**Records shown:**
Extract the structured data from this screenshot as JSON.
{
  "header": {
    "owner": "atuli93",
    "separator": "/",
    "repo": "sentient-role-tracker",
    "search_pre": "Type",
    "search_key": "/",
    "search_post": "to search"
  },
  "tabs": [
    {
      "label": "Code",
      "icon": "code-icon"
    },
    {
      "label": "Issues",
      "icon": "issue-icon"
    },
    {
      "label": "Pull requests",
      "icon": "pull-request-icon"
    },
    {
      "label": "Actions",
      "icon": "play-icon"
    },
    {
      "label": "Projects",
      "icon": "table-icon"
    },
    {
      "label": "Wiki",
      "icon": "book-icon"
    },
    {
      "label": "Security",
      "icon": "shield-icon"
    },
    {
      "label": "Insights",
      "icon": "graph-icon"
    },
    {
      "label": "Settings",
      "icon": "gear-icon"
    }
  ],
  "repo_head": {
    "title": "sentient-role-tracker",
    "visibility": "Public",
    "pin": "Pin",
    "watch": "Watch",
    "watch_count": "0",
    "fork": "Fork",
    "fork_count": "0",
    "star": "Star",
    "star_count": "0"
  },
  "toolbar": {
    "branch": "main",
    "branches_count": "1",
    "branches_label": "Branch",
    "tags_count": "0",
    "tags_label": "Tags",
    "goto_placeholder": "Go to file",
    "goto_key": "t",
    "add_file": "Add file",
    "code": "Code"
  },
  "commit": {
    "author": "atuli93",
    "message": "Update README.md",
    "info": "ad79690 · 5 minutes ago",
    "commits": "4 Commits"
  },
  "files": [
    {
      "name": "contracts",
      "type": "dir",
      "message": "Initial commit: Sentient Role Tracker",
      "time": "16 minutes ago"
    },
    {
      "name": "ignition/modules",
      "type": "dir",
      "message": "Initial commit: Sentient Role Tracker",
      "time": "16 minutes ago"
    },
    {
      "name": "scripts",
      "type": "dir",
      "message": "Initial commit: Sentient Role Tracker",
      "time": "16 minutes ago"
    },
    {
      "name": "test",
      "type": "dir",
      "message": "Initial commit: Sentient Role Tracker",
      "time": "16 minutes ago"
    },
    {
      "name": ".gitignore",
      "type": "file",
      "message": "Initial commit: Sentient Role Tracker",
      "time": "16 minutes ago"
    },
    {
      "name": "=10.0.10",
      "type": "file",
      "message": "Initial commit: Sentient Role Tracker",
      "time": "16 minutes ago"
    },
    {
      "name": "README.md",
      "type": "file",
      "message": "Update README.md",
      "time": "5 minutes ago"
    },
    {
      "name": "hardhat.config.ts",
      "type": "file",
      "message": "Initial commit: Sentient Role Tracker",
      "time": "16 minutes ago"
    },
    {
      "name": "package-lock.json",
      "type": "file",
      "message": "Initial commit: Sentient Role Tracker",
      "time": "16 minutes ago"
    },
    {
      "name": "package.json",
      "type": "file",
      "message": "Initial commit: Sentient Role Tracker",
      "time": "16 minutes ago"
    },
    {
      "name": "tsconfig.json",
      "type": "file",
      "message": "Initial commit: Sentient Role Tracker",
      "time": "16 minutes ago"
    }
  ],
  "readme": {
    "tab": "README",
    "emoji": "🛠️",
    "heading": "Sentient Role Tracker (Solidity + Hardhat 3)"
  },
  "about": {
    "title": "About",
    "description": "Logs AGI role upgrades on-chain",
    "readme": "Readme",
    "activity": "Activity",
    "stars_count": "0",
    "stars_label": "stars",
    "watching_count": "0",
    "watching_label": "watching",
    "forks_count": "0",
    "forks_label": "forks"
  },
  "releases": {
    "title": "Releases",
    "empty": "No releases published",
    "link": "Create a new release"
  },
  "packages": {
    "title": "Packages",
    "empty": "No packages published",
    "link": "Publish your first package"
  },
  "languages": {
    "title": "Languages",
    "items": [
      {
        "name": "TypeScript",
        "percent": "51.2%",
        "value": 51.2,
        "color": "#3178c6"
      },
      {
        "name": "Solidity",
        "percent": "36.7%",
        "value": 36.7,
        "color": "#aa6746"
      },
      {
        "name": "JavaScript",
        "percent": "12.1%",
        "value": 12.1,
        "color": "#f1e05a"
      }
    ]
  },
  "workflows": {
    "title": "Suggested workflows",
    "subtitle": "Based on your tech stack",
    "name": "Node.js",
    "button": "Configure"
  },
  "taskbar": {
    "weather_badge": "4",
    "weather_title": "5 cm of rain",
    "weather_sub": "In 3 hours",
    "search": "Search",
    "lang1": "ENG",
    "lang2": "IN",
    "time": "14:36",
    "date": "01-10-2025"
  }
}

**What the exercise asks:** Extract the whole listing, character for character.

**The result:**
Extract the structured data from this screenshot as JSON.
{
  "header": {
    "owner": "atuli93",
    "separator": "/",
    "repo": "sentient-role-tracker",
    "search_pre": "Type",
    "search_key": "/",
    "search_post": "to search"
  },
  "tabs": [
    {
      "label": "Code",
      "icon": "code-icon"
    },
    {
      "label": "Issues",
      "icon": "issue-icon"
    },
    {
      "label": "Pull requests",
      "icon": "pull-request-icon"
    },
    {
      "label": "Actions",
      "icon": "play-icon"
    },
    {
      "label": "Projects",
      "icon": "table-icon"
    },
    {
      "label": "Wiki",
      "icon": "book-icon"
    },
    {
      "label": "Security",
      "icon": "shield-icon"
    },
    {
      "label": "Insights",
      "icon": "graph-icon"
    },
    {
      "label": "Settings",
      "icon": "gear-icon"
    }
  ],
  "repo_head": {
    "title": "sentient-role-tracker",
    "visibility": "Public",
    "pin": "Pin",
    "watch": "Watch",
    "watch_count": "0",
    "fork": "Fork",
    "fork_count": "0",
    "star": "Star",
    "star_count": "0"
  },
  "toolbar": {
    "branch": "main",
    "branches_count": "1",
    "branches_label": "Branch",
    "tags_count": "0",
    "tags_label": "Tags",
    "goto_placeholder": "Go to file",
    "goto_key": "t",
    "add_file": "Add file",
    "code": "Code"
  },
  "commit": {
    "author": "atuli93",
    "message": "Update README.md",
    "info": "ad79690 · 5 minutes ago",
    "commits": "4 Commits"
  },
  "files": [
    {
      "name": "contracts",
      "type": "dir",
      "message": "Initial commit: Sentient Role Tracker",
      "time": "16 minutes ago"
    },
    {
      "name": "ignition/modules",
      "type": "dir",
      "message": "Initial commit: Sentient Role Tracker",
      "time": "16 minutes ago"
    },
    {
      "name": "scripts",
      "type": "dir",
      "message": "Initial commit: Sentient Role Tracker",
      "time": "16 minutes ago"
    },
    {
      "name": "test",
      "type": "dir",
      "message": "Initial commit: Sentient Role Tracker",
      "time": "16 minutes ago"
    },
    {
      "name": ".gitignore",
      "type": "file",
      "message": "Initial commit: Sentient Role Tracker",
      "time": "16 minutes ago"
    },
    {
      "name": "=10.0.10",
      "type": "file",
      "message": "Initial commit: Sentient Role Tracker",
      "time": "16 minutes ago"
    },
    {
      "name": "README.md",
      "type": "file",
      "message": "Update README.md",
      "time": "5 minutes ago"
    },
    {
      "name": "hardhat.config.ts",
      "type": "file",
      "message": "Initial commit: Sentient Role Tracker",
      "time": "16 minutes ago"
    },
    {
      "name": "package-lock.json",
      "type": "file",
      "message": "Initial commit: Sentient Role Tracker",
      "time": "16 minutes ago"
    },
    {
      "name": "package.json",
      "type": "file",
      "message": "Initial commit: Sentient Role Tracker",
      "time": "16 minutes ago"
    },
    {
      "name": "tsconfig.json",
      "type": "file",
      "message": "Initial commit: Sentient Role Tracker",
      "time": "16 minutes ago"
    }
  ],
  "readme": {
    "tab": "README",
    "emoji": "🛠️",
    "heading": "Sentient Role Tracker (Solidity + Hardhat 3)"
  },
  "about": {
    "title": "About",
    "description": "Logs AGI role upgrades on-chain",
    "readme": "Readme",
    "activity": "Activity",
    "stars_count": "0",
    "stars_label": "stars",
    "watching_count": "0",
    "watching_label": "watching",
    "forks_count": "0",
    "forks_label": "forks"
  },
  "releases": {
    "title": "Releases",
    "empty": "No releases published",
    "link": "Create a new release"
  },
  "packages": {
    "title": "Packages",
    "empty": "No packages published",
    "link": "Publish your first package"
  },
  "languages": {
    "title": "Languages",
    "items": [
      {
        "name": "TypeScript",
        "percent": "51.2%",
        "value": 51.2,
        "color": "#3178c6"
      },
      {
        "name": "Solidity",
        "percent": "36.7%",
        "value": 36.7,
        "color": "#aa6746"
      },
      {
        "name": "JavaScript",
        "percent": "12.1%",
        "value": 12.1,
        "color": "#f1e05a"
      }
    ]
  },
  "workflows": {
    "title": "Suggested workflows",
    "subtitle": "Based on your tech stack",
    "name": "Node.js",
    "button": "Configure"
  },
  "taskbar": {
    "weather_badge": "4",
    "weather_title": "5 cm of rain",
    "weather_sub": "In 3 hours",
    "search": "Search",
    "lang1": "ENG",
    "lang2": "IN",
    "time": "14:36",
    "date": "01-10-2025"
  }
}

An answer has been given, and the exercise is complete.